Data items:
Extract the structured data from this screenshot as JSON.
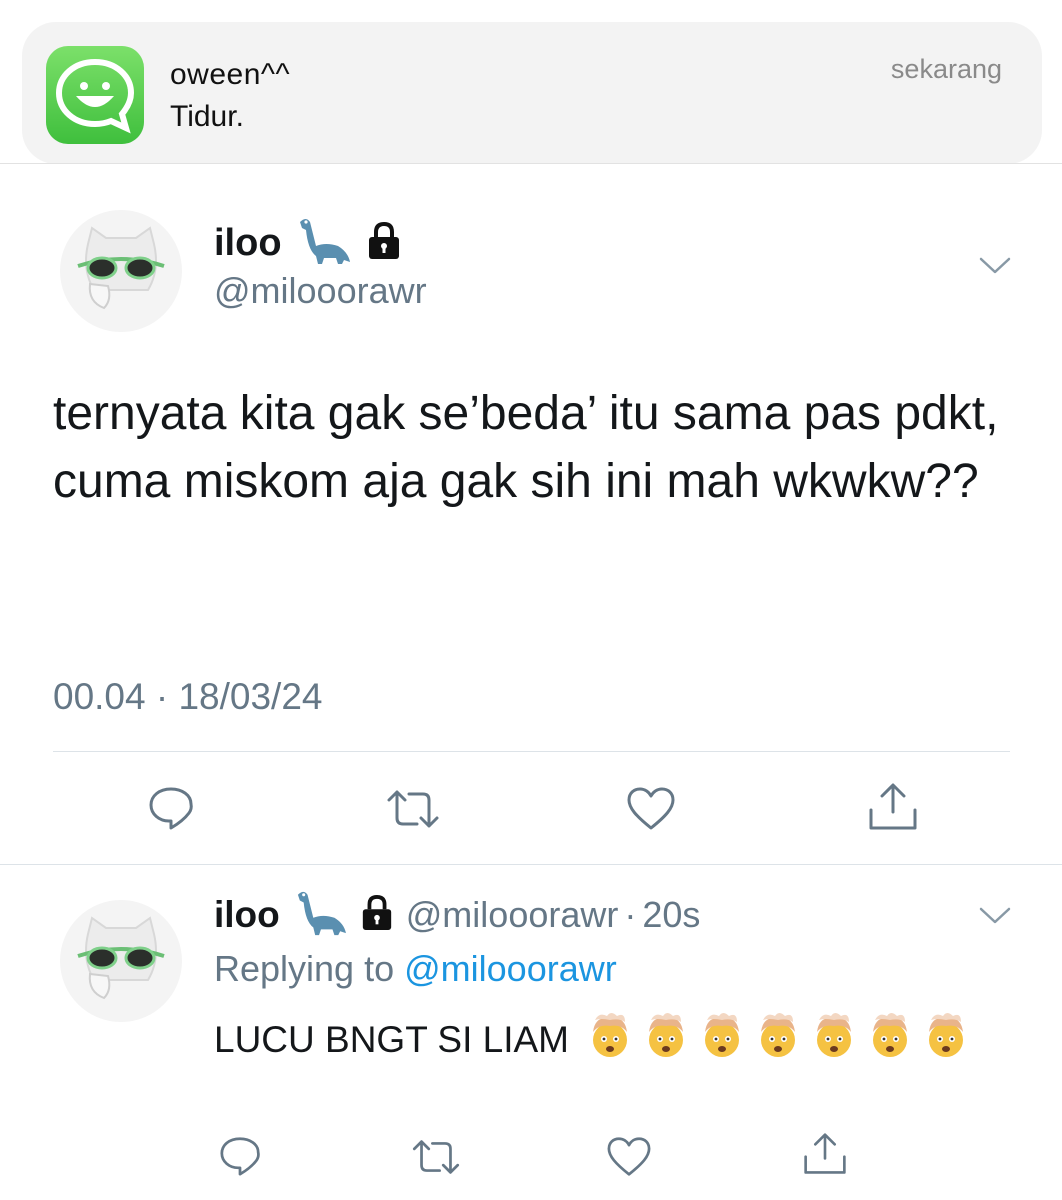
{
  "notification": {
    "app_icon": "chat-smile-icon",
    "sender": "oween^^",
    "message": "Tidur.",
    "time": "sekarang"
  },
  "tweet": {
    "display_name": "iloo",
    "name_icons": [
      "dinosaur-emoji",
      "lock-icon"
    ],
    "handle": "@milooorawr",
    "text": "ternyata kita gak se’beda’ itu sama pas pdkt, cuma miskom aja gak sih ini mah wkwkw??",
    "timestamp": "00.04 · 18/03/24",
    "actions": [
      "reply-icon",
      "retweet-icon",
      "like-icon",
      "share-icon"
    ]
  },
  "reply": {
    "display_name": "iloo",
    "handle": "@milooorawr",
    "age": "20s",
    "replying_prefix": "Replying to",
    "replying_handle": "@milooorawr",
    "text": "LUCU BNGT SI LIAM",
    "emoji_count": 7,
    "emoji_name": "exploding-head-emoji"
  },
  "colors": {
    "handle_gray": "#657786",
    "link_blue": "#1b95e0",
    "app_green": "#4cc94a"
  }
}
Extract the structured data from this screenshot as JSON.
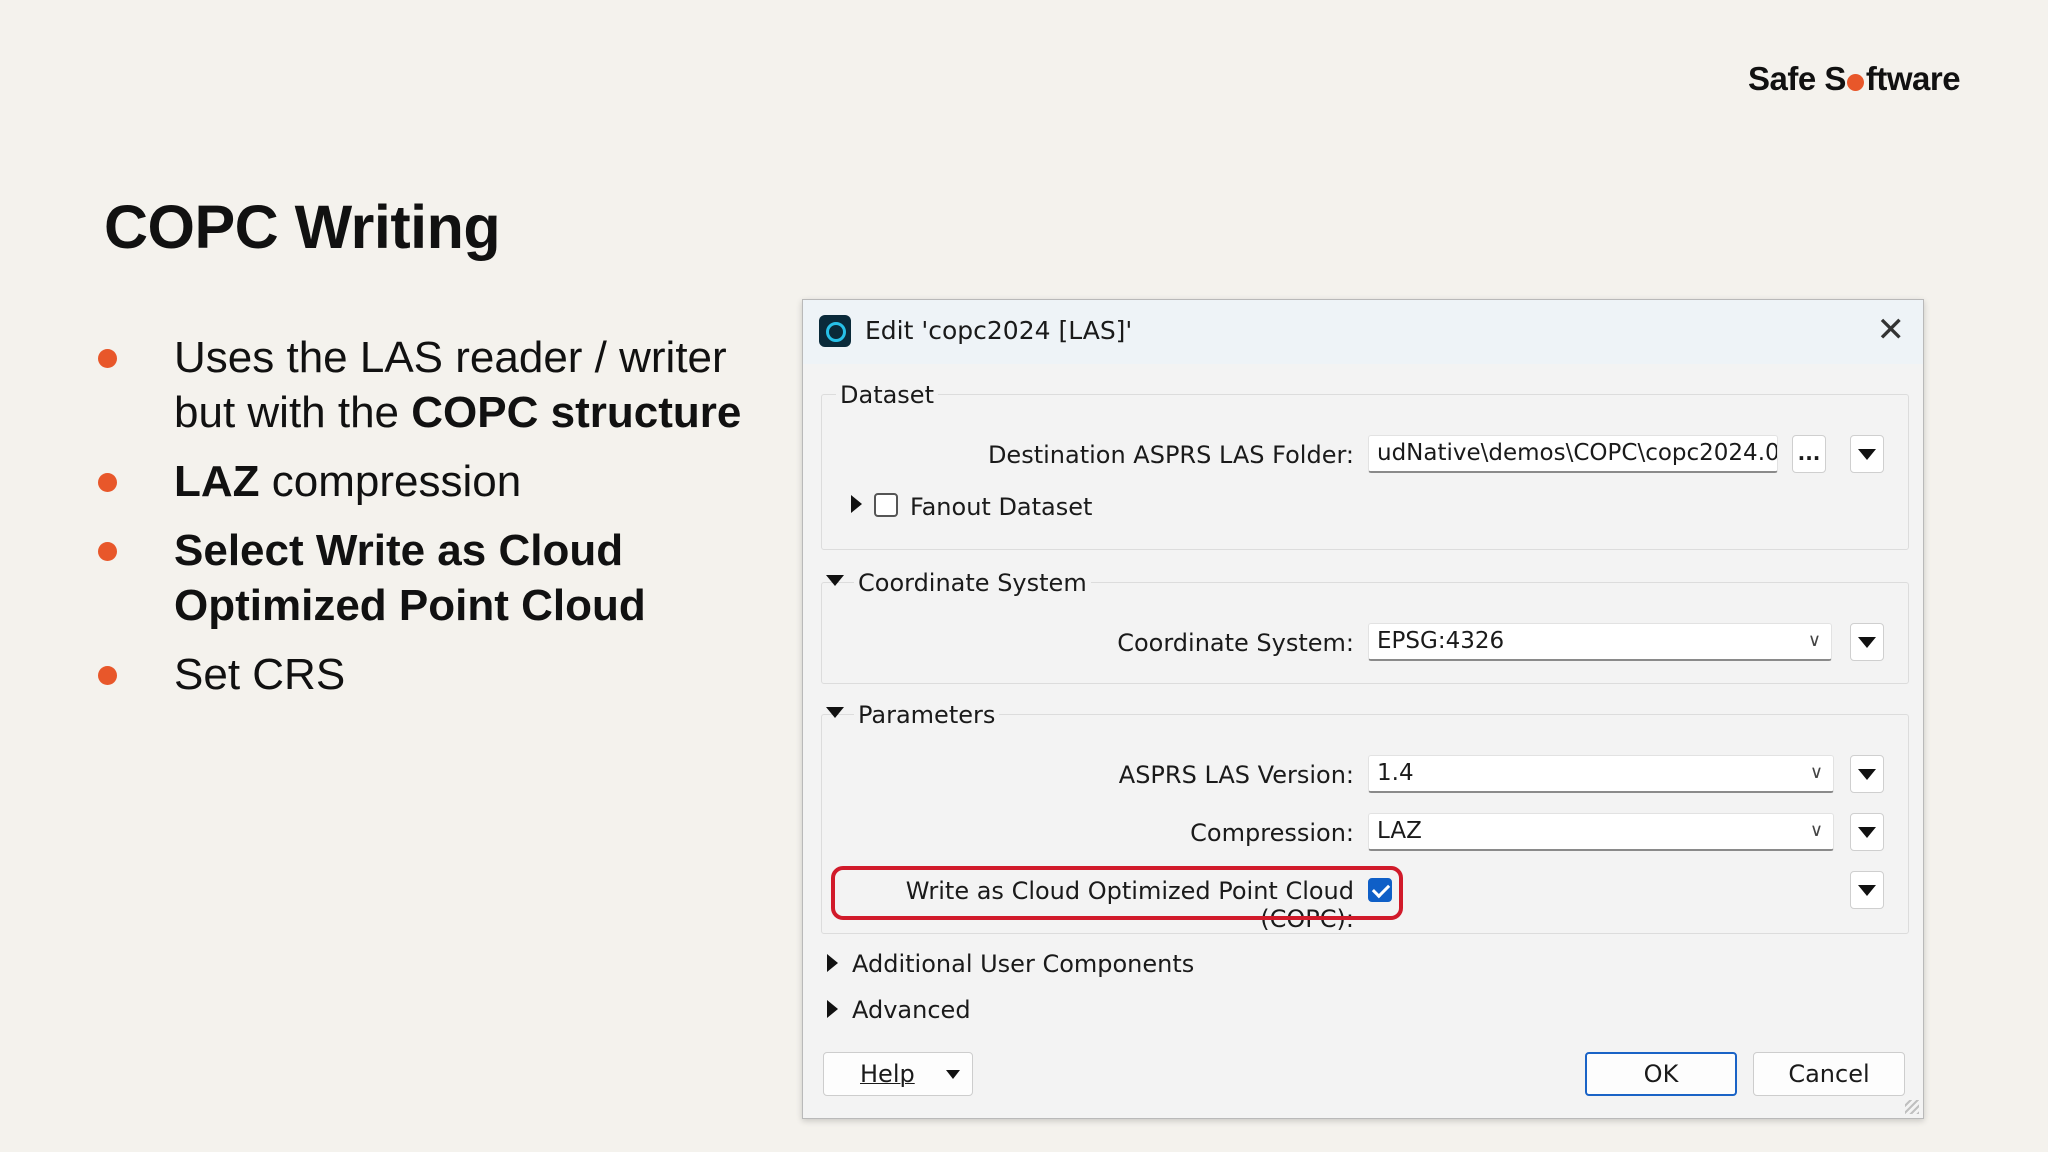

JOB:
Repeat the records above exactly, leaving out any pictures they contain.

RESPONSE TO THE TASK:
Extract the structured data from this screenshot as JSON.
{
  "notification": {
    "app_icon": "chat-smile-icon",
    "sender": "oween^^",
    "message": "Tidur.",
    "time": "sekarang"
  },
  "tweet": {
    "display_name": "iloo",
    "name_icons": [
      "dinosaur-emoji",
      "lock-icon"
    ],
    "handle": "@milooorawr",
    "text": "ternyata kita gak se’beda’ itu sama pas pdkt, cuma miskom aja gak sih ini mah wkwkw??",
    "timestamp": "00.04 · 18/03/24",
    "actions": [
      "reply-icon",
      "retweet-icon",
      "like-icon",
      "share-icon"
    ]
  },
  "reply": {
    "display_name": "iloo",
    "handle": "@milooorawr",
    "age": "20s",
    "replying_prefix": "Replying to",
    "replying_handle": "@milooorawr",
    "text": "LUCU BNGT SI LIAM",
    "emoji_count": 7,
    "emoji_name": "exploding-head-emoji"
  },
  "colors": {
    "handle_gray": "#657786",
    "link_blue": "#1b95e0",
    "app_green": "#4cc94a"
  }
}
Extract the structured data from this screenshot as JSON.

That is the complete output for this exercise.